**REQUIREMENT:** Copy all lines in which the word "mean" can be found.

[Records from a collection of figures]
------------------------
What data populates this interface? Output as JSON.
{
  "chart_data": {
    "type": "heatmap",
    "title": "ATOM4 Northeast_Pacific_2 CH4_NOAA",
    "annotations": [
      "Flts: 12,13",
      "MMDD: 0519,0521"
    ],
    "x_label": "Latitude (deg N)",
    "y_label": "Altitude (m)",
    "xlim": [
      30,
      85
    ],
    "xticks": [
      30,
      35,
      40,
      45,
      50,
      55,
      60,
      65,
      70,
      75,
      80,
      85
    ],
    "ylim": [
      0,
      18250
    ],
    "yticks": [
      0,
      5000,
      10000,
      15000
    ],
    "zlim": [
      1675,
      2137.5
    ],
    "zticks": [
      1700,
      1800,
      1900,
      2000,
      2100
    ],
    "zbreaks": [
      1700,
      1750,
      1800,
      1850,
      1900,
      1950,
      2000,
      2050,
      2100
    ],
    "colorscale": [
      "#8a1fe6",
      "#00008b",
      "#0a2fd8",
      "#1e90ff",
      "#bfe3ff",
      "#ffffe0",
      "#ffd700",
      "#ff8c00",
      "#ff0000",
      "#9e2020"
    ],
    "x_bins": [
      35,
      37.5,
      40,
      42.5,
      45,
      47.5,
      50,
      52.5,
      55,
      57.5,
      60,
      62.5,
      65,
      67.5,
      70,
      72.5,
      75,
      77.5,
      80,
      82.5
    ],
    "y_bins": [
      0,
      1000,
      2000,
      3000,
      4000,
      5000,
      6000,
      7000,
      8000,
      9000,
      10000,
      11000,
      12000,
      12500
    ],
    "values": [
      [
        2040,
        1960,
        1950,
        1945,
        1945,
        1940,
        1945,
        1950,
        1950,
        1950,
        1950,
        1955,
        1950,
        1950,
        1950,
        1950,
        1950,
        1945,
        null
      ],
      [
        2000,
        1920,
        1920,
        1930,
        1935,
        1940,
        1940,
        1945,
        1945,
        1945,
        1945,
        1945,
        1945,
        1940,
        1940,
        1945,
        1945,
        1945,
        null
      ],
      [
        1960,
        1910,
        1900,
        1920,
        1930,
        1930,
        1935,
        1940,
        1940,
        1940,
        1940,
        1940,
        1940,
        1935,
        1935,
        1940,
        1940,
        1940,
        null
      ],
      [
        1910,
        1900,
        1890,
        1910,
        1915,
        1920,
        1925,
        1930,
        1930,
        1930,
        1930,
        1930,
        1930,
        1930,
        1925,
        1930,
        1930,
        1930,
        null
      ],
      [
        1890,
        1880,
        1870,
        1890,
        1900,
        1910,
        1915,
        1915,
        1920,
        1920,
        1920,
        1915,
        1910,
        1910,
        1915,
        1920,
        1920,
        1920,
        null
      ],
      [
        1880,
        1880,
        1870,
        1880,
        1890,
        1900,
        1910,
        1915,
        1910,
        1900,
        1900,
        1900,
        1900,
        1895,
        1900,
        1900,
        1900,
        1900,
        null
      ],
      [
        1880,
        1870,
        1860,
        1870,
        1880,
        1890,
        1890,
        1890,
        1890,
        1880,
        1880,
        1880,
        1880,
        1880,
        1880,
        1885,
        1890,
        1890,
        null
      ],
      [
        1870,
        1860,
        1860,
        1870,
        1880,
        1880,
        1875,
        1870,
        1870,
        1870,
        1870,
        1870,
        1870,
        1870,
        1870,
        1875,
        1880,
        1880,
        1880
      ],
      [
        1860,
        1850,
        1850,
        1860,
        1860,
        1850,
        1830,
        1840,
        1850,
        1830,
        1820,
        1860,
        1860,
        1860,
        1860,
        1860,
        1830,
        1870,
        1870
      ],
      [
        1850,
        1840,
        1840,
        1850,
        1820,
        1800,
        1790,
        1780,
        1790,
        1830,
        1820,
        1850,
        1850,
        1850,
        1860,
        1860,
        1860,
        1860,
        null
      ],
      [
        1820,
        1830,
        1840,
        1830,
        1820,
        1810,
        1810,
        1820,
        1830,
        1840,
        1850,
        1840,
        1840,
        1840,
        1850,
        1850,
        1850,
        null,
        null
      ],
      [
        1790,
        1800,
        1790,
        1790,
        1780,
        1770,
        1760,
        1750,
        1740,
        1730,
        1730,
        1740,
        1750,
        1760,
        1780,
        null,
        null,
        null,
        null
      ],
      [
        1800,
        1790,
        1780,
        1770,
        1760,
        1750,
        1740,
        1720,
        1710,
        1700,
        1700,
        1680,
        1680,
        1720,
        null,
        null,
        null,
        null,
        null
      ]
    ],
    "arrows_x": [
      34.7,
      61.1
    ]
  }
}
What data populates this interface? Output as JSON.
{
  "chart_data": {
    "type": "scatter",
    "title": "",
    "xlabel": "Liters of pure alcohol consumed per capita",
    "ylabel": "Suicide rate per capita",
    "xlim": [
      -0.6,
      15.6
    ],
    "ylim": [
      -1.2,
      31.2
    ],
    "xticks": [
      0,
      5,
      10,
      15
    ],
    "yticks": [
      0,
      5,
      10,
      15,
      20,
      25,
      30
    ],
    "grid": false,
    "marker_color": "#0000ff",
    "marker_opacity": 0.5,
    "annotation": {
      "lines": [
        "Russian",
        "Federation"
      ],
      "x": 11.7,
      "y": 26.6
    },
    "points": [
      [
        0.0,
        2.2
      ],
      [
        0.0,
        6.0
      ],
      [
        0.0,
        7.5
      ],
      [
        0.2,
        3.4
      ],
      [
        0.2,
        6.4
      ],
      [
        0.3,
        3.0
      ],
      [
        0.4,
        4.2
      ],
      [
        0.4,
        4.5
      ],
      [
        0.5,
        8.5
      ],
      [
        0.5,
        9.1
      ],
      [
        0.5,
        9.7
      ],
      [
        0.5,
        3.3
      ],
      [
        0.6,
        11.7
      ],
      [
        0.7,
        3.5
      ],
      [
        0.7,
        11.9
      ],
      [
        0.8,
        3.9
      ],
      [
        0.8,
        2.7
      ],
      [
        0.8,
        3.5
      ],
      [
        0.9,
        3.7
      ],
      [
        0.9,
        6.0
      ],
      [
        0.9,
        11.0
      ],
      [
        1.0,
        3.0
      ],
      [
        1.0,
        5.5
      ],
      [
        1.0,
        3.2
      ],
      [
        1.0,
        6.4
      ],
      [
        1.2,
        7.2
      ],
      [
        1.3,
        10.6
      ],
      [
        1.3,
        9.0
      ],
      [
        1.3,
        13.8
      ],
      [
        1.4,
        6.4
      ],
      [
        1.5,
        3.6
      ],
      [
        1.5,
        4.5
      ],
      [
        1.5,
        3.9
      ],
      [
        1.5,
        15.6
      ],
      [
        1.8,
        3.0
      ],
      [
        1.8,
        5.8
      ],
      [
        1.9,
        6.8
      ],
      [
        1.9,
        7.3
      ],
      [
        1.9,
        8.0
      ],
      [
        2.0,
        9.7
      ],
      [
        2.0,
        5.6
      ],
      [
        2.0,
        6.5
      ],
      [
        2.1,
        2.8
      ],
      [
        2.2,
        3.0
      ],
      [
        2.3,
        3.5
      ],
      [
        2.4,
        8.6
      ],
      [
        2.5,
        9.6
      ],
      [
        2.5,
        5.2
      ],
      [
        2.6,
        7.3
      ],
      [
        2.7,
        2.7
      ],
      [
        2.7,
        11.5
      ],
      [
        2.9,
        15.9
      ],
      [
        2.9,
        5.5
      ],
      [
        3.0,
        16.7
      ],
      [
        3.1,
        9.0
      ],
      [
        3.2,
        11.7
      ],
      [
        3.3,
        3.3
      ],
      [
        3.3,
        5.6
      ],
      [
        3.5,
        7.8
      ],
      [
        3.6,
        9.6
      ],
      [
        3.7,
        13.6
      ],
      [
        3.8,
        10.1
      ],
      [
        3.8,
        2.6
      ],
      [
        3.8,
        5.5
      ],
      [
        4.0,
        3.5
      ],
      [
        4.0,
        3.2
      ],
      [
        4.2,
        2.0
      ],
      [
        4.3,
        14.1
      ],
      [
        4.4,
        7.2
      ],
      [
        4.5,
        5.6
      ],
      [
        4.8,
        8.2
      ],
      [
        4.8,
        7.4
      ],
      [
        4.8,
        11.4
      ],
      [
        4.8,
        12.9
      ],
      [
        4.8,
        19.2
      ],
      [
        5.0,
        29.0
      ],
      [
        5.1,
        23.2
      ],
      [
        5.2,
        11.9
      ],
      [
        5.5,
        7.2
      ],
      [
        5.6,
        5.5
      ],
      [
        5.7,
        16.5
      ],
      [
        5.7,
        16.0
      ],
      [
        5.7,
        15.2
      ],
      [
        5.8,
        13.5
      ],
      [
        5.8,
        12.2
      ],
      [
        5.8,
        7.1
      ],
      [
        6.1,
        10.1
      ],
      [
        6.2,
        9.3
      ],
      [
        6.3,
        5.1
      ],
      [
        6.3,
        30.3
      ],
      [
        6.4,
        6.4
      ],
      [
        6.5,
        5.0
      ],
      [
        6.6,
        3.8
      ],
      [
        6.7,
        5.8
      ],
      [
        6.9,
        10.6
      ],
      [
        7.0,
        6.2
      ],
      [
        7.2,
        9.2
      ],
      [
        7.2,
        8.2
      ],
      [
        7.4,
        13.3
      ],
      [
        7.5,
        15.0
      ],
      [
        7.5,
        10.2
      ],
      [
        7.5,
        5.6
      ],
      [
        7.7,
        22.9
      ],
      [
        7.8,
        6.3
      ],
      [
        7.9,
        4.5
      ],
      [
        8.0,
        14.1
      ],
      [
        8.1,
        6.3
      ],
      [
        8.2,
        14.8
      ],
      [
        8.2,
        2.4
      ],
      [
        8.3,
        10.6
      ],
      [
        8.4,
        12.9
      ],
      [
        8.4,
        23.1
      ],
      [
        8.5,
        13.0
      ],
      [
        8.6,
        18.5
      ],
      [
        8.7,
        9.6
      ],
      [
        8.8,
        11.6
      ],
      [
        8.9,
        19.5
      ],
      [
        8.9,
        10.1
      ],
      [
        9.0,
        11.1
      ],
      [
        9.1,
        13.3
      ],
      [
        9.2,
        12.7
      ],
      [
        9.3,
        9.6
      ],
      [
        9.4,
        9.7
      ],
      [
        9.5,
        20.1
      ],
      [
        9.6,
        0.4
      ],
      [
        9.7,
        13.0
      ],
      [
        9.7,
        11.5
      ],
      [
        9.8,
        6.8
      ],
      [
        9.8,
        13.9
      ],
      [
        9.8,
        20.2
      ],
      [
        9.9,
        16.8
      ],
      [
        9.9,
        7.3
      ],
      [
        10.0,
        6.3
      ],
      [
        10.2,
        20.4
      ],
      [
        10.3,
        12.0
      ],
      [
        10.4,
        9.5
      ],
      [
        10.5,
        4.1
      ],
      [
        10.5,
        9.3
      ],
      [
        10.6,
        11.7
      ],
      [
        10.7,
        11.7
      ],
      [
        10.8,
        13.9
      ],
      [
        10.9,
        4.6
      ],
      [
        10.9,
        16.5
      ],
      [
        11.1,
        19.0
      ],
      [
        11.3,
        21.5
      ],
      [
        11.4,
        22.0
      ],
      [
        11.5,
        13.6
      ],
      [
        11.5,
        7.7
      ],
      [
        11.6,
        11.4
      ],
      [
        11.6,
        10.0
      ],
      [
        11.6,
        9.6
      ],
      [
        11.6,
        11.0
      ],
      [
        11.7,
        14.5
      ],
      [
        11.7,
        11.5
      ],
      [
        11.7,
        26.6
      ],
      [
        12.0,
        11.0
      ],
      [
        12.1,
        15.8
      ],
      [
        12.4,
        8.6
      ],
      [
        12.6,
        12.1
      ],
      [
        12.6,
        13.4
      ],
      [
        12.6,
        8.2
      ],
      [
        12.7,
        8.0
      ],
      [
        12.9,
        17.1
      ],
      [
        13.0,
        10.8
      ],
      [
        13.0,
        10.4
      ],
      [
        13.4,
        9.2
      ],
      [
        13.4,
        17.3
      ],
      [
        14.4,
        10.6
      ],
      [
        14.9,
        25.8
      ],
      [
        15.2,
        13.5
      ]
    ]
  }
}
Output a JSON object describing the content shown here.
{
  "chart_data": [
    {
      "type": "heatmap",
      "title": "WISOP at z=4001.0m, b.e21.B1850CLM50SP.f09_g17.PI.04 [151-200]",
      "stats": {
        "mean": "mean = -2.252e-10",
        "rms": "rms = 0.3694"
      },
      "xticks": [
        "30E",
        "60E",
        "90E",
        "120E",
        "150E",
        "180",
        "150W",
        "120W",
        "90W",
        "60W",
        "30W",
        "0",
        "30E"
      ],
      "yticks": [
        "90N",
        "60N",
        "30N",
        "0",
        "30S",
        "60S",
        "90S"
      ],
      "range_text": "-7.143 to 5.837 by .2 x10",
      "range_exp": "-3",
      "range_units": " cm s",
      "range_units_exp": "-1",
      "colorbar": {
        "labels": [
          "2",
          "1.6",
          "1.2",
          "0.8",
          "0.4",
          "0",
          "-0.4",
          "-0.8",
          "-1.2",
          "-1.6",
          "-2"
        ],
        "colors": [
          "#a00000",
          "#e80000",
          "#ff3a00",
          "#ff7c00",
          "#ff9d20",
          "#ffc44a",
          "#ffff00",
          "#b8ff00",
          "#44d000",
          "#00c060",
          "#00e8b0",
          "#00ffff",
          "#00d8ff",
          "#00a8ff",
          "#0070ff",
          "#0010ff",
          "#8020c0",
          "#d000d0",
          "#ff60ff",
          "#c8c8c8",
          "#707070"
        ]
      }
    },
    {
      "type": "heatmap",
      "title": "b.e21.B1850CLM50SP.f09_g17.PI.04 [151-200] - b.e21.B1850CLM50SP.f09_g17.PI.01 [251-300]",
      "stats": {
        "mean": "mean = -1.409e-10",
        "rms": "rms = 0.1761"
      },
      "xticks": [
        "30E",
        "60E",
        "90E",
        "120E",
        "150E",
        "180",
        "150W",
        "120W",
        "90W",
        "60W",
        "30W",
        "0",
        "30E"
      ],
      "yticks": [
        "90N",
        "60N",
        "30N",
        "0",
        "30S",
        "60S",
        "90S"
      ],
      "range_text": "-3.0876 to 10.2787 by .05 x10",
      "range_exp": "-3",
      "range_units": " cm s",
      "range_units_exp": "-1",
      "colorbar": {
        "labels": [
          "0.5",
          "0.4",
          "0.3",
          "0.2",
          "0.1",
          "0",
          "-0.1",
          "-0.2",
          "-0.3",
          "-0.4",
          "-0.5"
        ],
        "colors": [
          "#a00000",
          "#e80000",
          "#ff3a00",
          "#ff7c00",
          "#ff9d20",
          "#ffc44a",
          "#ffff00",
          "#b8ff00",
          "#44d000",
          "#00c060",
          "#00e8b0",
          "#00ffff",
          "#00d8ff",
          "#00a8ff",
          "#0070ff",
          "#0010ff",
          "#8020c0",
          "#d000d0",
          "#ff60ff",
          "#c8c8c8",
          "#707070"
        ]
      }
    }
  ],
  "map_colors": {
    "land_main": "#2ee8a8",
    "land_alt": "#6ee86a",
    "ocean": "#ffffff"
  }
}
------------------------
**RESULT OF THIS TASK:**
        "mean": "mean = -2.252e-10",
        "mean": "mean = -1.409e-10",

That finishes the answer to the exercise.